[Rows from a figure dataset]
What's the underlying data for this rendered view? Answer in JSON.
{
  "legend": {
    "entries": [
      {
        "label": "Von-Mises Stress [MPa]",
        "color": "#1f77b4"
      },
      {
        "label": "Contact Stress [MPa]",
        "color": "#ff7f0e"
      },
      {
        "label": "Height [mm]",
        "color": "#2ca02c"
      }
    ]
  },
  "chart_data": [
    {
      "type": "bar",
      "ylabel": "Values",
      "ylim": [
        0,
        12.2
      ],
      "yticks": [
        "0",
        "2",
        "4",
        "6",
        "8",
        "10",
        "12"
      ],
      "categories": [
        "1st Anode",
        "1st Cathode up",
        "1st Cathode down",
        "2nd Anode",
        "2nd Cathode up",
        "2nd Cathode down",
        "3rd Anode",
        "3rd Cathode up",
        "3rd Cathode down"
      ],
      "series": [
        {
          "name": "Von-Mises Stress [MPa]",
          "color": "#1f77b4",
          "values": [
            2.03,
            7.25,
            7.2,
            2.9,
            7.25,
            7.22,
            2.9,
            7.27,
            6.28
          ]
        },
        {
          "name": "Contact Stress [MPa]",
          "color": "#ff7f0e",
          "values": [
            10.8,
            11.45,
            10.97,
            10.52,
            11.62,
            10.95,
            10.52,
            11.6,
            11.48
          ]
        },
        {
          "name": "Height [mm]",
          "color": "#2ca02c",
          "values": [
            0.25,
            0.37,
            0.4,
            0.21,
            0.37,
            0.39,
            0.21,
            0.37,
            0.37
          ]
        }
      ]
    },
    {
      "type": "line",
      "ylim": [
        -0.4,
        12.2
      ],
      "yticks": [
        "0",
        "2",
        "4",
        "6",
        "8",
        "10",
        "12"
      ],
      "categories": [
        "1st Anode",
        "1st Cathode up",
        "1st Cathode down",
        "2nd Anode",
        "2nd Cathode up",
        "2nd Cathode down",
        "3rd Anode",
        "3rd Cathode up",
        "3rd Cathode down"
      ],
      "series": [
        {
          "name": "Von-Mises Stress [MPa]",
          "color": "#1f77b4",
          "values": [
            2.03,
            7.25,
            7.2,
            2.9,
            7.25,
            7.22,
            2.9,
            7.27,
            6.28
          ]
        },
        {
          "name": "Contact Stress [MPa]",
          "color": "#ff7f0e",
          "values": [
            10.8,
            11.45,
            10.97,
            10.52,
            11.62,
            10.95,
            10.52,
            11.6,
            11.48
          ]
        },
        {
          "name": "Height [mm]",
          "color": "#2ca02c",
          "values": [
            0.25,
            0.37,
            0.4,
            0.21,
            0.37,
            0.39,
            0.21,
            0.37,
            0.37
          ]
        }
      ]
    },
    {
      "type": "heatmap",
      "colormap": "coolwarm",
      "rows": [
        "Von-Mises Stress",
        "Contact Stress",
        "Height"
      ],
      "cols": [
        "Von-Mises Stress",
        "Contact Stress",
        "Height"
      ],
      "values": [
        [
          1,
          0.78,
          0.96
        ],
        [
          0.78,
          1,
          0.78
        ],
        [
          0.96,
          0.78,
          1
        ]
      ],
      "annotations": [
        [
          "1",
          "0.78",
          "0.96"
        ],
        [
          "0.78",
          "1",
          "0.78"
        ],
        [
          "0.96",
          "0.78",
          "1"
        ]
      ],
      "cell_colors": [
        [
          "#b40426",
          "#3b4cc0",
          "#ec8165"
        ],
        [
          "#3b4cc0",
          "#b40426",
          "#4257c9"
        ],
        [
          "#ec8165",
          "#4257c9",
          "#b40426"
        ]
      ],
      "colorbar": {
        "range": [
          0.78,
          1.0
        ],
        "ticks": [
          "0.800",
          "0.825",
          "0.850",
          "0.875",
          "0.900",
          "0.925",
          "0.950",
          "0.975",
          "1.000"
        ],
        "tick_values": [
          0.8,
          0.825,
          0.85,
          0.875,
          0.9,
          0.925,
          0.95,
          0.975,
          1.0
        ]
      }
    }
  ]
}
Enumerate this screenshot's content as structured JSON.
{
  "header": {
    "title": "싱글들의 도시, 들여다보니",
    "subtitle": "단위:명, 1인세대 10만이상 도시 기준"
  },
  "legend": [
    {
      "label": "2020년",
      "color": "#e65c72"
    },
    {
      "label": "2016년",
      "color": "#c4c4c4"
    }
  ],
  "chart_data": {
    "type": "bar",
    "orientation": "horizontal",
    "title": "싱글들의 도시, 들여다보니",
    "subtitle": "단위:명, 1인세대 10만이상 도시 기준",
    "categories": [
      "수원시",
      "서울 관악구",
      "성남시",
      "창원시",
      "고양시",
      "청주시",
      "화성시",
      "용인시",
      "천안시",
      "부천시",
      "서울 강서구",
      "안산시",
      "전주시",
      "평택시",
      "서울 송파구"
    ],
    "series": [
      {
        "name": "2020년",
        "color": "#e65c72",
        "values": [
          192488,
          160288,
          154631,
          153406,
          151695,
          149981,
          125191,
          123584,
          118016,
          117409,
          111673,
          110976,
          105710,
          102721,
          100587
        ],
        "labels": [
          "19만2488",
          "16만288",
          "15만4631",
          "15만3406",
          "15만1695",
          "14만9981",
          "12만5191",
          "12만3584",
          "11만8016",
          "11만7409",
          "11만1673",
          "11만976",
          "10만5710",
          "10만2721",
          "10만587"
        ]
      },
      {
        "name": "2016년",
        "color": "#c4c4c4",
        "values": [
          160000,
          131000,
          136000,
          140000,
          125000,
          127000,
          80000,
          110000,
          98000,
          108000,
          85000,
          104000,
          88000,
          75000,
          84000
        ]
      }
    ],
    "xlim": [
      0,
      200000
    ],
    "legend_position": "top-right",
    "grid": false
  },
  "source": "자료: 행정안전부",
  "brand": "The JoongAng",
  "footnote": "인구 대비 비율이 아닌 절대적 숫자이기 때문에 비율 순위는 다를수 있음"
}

GIVEN TASK: Type the whole listing again, unaltered.

SOLUTION FOR THIS PROBLEM:
What's the underlying data for this rendered view? Answer in JSON.
{
  "legend": {
    "entries": [
      {
        "label": "Von-Mises Stress [MPa]",
        "color": "#1f77b4"
      },
      {
        "label": "Contact Stress [MPa]",
        "color": "#ff7f0e"
      },
      {
        "label": "Height [mm]",
        "color": "#2ca02c"
      }
    ]
  },
  "chart_data": [
    {
      "type": "bar",
      "ylabel": "Values",
      "ylim": [
        0,
        12.2
      ],
      "yticks": [
        "0",
        "2",
        "4",
        "6",
        "8",
        "10",
        "12"
      ],
      "categories": [
        "1st Anode",
        "1st Cathode up",
        "1st Cathode down",
        "2nd Anode",
        "2nd Cathode up",
        "2nd Cathode down",
        "3rd Anode",
        "3rd Cathode up",
        "3rd Cathode down"
      ],
      "series": [
        {
          "name": "Von-Mises Stress [MPa]",
          "color": "#1f77b4",
          "values": [
            2.03,
            7.25,
            7.2,
            2.9,
            7.25,
            7.22,
            2.9,
            7.27,
            6.28
          ]
        },
        {
          "name": "Contact Stress [MPa]",
          "color": "#ff7f0e",
          "values": [
            10.8,
            11.45,
            10.97,
            10.52,
            11.62,
            10.95,
            10.52,
            11.6,
            11.48
          ]
        },
        {
          "name": "Height [mm]",
          "color": "#2ca02c",
          "values": [
            0.25,
            0.37,
            0.4,
            0.21,
            0.37,
            0.39,
            0.21,
            0.37,
            0.37
          ]
        }
      ]
    },
    {
      "type": "line",
      "ylim": [
        -0.4,
        12.2
      ],
      "yticks": [
        "0",
        "2",
        "4",
        "6",
        "8",
        "10",
        "12"
      ],
      "categories": [
        "1st Anode",
        "1st Cathode up",
        "1st Cathode down",
        "2nd Anode",
        "2nd Cathode up",
        "2nd Cathode down",
        "3rd Anode",
        "3rd Cathode up",
        "3rd Cathode down"
      ],
      "series": [
        {
          "name": "Von-Mises Stress [MPa]",
          "color": "#1f77b4",
          "values": [
            2.03,
            7.25,
            7.2,
            2.9,
            7.25,
            7.22,
            2.9,
            7.27,
            6.28
          ]
        },
        {
          "name": "Contact Stress [MPa]",
          "color": "#ff7f0e",
          "values": [
            10.8,
            11.45,
            10.97,
            10.52,
            11.62,
            10.95,
            10.52,
            11.6,
            11.48
          ]
        },
        {
          "name": "Height [mm]",
          "color": "#2ca02c",
          "values": [
            0.25,
            0.37,
            0.4,
            0.21,
            0.37,
            0.39,
            0.21,
            0.37,
            0.37
          ]
        }
      ]
    },
    {
      "type": "heatmap",
      "colormap": "coolwarm",
      "rows": [
        "Von-Mises Stress",
        "Contact Stress",
        "Height"
      ],
      "cols": [
        "Von-Mises Stress",
        "Contact Stress",
        "Height"
      ],
      "values": [
        [
          1,
          0.78,
          0.96
        ],
        [
          0.78,
          1,
          0.78
        ],
        [
          0.96,
          0.78,
          1
        ]
      ],
      "annotations": [
        [
          "1",
          "0.78",
          "0.96"
        ],
        [
          "0.78",
          "1",
          "0.78"
        ],
        [
          "0.96",
          "0.78",
          "1"
        ]
      ],
      "cell_colors": [
        [
          "#b40426",
          "#3b4cc0",
          "#ec8165"
        ],
        [
          "#3b4cc0",
          "#b40426",
          "#4257c9"
        ],
        [
          "#ec8165",
          "#4257c9",
          "#b40426"
        ]
      ],
      "colorbar": {
        "range": [
          0.78,
          1.0
        ],
        "ticks": [
          "0.800",
          "0.825",
          "0.850",
          "0.875",
          "0.900",
          "0.925",
          "0.950",
          "0.975",
          "1.000"
        ],
        "tick_values": [
          0.8,
          0.825,
          0.85,
          0.875,
          0.9,
          0.925,
          0.95,
          0.975,
          1.0
        ]
      }
    }
  ]
}
Enumerate this screenshot's content as structured JSON.
{
  "header": {
    "title": "싱글들의 도시, 들여다보니",
    "subtitle": "단위:명, 1인세대 10만이상 도시 기준"
  },
  "legend": [
    {
      "label": "2020년",
      "color": "#e65c72"
    },
    {
      "label": "2016년",
      "color": "#c4c4c4"
    }
  ],
  "chart_data": {
    "type": "bar",
    "orientation": "horizontal",
    "title": "싱글들의 도시, 들여다보니",
    "subtitle": "단위:명, 1인세대 10만이상 도시 기준",
    "categories": [
      "수원시",
      "서울 관악구",
      "성남시",
      "창원시",
      "고양시",
      "청주시",
      "화성시",
      "용인시",
      "천안시",
      "부천시",
      "서울 강서구",
      "안산시",
      "전주시",
      "평택시",
      "서울 송파구"
    ],
    "series": [
      {
        "name": "2020년",
        "color": "#e65c72",
        "values": [
          192488,
          160288,
          154631,
          153406,
          151695,
          149981,
          125191,
          123584,
          118016,
          117409,
          111673,
          110976,
          105710,
          102721,
          100587
        ],
        "labels": [
          "19만2488",
          "16만288",
          "15만4631",
          "15만3406",
          "15만1695",
          "14만9981",
          "12만5191",
          "12만3584",
          "11만8016",
          "11만7409",
          "11만1673",
          "11만976",
          "10만5710",
          "10만2721",
          "10만587"
        ]
      },
      {
        "name": "2016년",
        "color": "#c4c4c4",
        "values": [
          160000,
          131000,
          136000,
          140000,
          125000,
          127000,
          80000,
          110000,
          98000,
          108000,
          85000,
          104000,
          88000,
          75000,
          84000
        ]
      }
    ],
    "xlim": [
      0,
      200000
    ],
    "legend_position": "top-right",
    "grid": false
  },
  "source": "자료: 행정안전부",
  "brand": "The JoongAng",
  "footnote": "인구 대비 비율이 아닌 절대적 숫자이기 때문에 비율 순위는 다를수 있음"
}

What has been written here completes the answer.